EXERCISE PROMPT: Pick out the lines below with "print" and list them.

GIVEN RECORDS:
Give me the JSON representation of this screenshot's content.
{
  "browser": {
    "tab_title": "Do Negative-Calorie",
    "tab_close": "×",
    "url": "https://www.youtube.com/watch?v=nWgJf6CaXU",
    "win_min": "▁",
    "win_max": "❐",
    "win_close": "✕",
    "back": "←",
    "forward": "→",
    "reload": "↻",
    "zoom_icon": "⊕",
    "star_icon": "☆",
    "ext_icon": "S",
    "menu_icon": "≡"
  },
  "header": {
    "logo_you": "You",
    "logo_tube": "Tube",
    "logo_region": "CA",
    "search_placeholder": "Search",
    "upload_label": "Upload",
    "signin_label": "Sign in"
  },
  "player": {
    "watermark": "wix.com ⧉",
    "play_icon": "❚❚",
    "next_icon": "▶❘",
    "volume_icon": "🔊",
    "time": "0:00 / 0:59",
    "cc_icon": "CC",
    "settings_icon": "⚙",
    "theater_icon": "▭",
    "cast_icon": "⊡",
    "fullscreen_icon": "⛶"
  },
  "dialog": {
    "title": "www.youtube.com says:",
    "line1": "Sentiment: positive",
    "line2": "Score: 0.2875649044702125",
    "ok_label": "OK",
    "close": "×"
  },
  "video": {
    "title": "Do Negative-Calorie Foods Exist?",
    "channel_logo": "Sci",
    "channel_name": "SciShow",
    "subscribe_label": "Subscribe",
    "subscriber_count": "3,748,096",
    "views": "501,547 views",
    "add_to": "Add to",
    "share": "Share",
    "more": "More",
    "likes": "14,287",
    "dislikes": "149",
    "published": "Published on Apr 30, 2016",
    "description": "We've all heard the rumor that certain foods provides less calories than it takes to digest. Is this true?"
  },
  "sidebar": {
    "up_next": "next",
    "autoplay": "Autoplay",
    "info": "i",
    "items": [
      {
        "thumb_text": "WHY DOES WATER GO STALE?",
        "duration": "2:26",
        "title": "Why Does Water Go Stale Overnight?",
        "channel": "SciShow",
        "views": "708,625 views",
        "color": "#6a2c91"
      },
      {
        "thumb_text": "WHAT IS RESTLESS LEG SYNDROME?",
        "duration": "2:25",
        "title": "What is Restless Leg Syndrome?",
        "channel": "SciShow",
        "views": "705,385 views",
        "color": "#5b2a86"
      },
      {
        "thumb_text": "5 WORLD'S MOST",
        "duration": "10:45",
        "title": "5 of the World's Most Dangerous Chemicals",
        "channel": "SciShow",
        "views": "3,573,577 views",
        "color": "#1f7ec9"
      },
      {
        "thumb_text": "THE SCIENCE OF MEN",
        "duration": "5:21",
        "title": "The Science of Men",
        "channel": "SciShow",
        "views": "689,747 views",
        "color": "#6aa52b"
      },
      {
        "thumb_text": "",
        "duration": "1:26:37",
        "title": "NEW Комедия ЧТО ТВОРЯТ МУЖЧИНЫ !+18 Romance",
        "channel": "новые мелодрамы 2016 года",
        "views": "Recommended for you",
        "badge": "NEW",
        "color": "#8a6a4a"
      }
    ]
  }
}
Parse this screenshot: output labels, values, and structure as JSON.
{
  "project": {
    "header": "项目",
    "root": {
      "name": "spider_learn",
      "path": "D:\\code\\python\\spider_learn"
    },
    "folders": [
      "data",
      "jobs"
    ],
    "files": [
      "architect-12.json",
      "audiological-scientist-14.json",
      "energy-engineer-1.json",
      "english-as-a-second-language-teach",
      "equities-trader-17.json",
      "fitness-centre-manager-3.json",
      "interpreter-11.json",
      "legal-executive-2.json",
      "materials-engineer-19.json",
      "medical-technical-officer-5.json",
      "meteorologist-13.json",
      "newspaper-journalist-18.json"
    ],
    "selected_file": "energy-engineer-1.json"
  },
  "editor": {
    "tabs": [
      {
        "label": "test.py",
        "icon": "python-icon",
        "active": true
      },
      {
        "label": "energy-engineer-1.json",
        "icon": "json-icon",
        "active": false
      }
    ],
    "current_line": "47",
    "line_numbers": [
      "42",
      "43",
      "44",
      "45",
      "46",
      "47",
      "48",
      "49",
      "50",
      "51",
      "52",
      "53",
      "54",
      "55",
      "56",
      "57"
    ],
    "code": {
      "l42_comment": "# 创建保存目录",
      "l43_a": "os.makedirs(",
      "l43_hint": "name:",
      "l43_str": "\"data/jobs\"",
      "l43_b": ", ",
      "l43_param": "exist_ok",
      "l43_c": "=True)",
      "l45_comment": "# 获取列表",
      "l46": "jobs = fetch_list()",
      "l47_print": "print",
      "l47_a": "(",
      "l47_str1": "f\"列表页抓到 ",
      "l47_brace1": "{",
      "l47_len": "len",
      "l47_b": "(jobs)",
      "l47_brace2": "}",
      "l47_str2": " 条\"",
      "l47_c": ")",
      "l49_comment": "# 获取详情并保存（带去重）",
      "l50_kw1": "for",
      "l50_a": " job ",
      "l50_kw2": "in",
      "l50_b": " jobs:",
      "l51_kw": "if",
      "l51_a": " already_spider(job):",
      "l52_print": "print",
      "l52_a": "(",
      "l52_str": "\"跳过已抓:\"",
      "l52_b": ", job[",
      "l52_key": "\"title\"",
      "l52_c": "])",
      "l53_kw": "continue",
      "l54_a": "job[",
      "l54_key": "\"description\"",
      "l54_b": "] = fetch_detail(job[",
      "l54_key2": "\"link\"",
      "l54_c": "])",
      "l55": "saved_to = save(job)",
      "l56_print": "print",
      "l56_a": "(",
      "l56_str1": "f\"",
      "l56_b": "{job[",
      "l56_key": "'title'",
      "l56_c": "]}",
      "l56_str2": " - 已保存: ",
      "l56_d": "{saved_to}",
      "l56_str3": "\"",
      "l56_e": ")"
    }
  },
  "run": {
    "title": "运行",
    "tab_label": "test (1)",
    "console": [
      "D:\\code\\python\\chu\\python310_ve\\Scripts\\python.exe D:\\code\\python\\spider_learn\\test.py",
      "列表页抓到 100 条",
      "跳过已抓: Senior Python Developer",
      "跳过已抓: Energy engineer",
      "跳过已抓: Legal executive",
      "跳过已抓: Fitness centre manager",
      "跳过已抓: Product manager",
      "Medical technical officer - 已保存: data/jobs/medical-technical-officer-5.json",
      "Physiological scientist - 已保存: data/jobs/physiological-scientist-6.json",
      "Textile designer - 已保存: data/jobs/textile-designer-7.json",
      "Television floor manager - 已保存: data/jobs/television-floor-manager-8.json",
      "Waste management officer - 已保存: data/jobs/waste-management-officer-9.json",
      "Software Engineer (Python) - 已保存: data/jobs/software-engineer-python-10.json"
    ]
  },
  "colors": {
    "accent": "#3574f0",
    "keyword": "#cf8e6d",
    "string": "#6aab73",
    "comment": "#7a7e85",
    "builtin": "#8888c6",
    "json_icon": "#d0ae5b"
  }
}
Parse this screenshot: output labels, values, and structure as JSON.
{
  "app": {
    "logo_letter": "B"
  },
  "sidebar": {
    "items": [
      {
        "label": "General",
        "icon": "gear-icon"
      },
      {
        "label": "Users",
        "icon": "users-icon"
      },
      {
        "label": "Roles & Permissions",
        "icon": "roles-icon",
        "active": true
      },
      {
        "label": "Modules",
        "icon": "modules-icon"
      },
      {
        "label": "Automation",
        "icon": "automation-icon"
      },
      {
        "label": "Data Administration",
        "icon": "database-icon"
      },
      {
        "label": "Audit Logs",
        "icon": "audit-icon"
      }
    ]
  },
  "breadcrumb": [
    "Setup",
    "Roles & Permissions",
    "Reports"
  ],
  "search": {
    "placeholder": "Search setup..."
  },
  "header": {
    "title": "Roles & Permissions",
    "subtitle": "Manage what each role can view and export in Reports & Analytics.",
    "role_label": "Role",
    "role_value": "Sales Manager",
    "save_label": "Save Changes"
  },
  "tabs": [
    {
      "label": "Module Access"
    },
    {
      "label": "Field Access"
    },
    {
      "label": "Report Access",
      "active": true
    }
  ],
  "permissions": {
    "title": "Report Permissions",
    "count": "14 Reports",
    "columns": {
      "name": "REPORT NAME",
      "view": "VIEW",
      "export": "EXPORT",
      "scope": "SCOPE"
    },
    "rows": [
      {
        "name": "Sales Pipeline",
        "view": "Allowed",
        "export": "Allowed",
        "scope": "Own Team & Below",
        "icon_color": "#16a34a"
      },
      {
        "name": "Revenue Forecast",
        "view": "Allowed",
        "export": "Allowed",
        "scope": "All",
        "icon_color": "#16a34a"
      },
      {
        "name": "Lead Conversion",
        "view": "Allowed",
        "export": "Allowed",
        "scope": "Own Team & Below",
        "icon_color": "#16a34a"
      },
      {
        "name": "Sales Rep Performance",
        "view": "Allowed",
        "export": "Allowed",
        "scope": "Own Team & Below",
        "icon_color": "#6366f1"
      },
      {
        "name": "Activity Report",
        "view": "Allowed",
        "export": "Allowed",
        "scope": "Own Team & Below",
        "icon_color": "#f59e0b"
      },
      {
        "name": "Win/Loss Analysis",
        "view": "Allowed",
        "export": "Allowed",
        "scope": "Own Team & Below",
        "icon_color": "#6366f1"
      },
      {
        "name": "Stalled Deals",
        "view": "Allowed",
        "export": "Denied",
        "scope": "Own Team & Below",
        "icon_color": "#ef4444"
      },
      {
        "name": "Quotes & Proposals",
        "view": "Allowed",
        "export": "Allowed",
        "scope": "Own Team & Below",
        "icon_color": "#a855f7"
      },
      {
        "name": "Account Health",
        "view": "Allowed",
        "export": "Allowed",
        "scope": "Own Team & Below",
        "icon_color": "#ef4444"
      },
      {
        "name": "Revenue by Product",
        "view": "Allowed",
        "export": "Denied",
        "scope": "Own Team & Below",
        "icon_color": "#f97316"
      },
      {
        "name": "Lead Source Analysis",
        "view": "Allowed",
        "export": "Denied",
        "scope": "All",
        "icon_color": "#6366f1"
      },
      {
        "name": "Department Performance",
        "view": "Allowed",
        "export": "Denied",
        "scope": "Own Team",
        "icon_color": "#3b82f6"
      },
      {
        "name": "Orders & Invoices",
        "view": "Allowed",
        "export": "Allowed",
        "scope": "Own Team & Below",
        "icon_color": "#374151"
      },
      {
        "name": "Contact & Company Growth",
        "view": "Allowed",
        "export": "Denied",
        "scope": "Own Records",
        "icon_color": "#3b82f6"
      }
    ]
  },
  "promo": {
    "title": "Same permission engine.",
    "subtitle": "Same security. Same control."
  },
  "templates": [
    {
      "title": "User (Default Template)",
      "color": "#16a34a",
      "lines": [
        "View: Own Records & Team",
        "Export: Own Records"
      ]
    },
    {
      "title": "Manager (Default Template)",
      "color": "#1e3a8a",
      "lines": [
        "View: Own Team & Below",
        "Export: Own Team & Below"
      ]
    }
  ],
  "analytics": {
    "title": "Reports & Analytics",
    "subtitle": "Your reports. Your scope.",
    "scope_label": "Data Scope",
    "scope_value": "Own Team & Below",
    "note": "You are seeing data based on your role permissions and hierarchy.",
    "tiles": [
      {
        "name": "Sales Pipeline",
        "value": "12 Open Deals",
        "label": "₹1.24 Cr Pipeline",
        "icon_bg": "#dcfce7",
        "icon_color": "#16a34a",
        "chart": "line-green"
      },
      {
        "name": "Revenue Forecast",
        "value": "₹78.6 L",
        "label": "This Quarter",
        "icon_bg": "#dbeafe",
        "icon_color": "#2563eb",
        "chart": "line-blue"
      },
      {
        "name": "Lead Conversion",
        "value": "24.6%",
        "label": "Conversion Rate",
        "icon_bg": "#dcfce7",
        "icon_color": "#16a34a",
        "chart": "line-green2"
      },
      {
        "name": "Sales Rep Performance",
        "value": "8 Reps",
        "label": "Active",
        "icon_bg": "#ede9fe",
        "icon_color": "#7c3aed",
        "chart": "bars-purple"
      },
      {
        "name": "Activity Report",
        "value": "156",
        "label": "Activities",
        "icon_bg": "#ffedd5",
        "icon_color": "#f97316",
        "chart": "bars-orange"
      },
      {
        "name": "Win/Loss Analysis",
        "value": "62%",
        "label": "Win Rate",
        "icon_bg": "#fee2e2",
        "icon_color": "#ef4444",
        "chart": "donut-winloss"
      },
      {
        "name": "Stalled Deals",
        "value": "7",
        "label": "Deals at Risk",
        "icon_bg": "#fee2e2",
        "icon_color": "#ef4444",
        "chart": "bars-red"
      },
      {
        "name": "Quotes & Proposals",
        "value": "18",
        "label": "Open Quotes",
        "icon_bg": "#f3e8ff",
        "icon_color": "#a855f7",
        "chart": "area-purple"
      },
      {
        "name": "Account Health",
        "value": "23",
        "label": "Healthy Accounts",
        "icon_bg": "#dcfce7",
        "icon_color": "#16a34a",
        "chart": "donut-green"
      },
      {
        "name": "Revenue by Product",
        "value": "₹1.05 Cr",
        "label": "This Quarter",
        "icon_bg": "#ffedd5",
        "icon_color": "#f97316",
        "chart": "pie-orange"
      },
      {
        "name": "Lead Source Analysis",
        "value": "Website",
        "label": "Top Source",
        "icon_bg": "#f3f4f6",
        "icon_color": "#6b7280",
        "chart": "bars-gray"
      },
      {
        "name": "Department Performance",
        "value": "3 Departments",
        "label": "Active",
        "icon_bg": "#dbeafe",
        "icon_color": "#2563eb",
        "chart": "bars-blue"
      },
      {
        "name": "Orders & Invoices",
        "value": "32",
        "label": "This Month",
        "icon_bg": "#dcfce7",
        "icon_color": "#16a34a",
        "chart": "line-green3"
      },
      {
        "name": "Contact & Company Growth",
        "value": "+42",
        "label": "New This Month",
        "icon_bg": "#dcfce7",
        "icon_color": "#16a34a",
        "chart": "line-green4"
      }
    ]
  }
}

IN RESPONSE:
      "l47_print": "print",
      "l52_print": "print",
      "l56_print": "print",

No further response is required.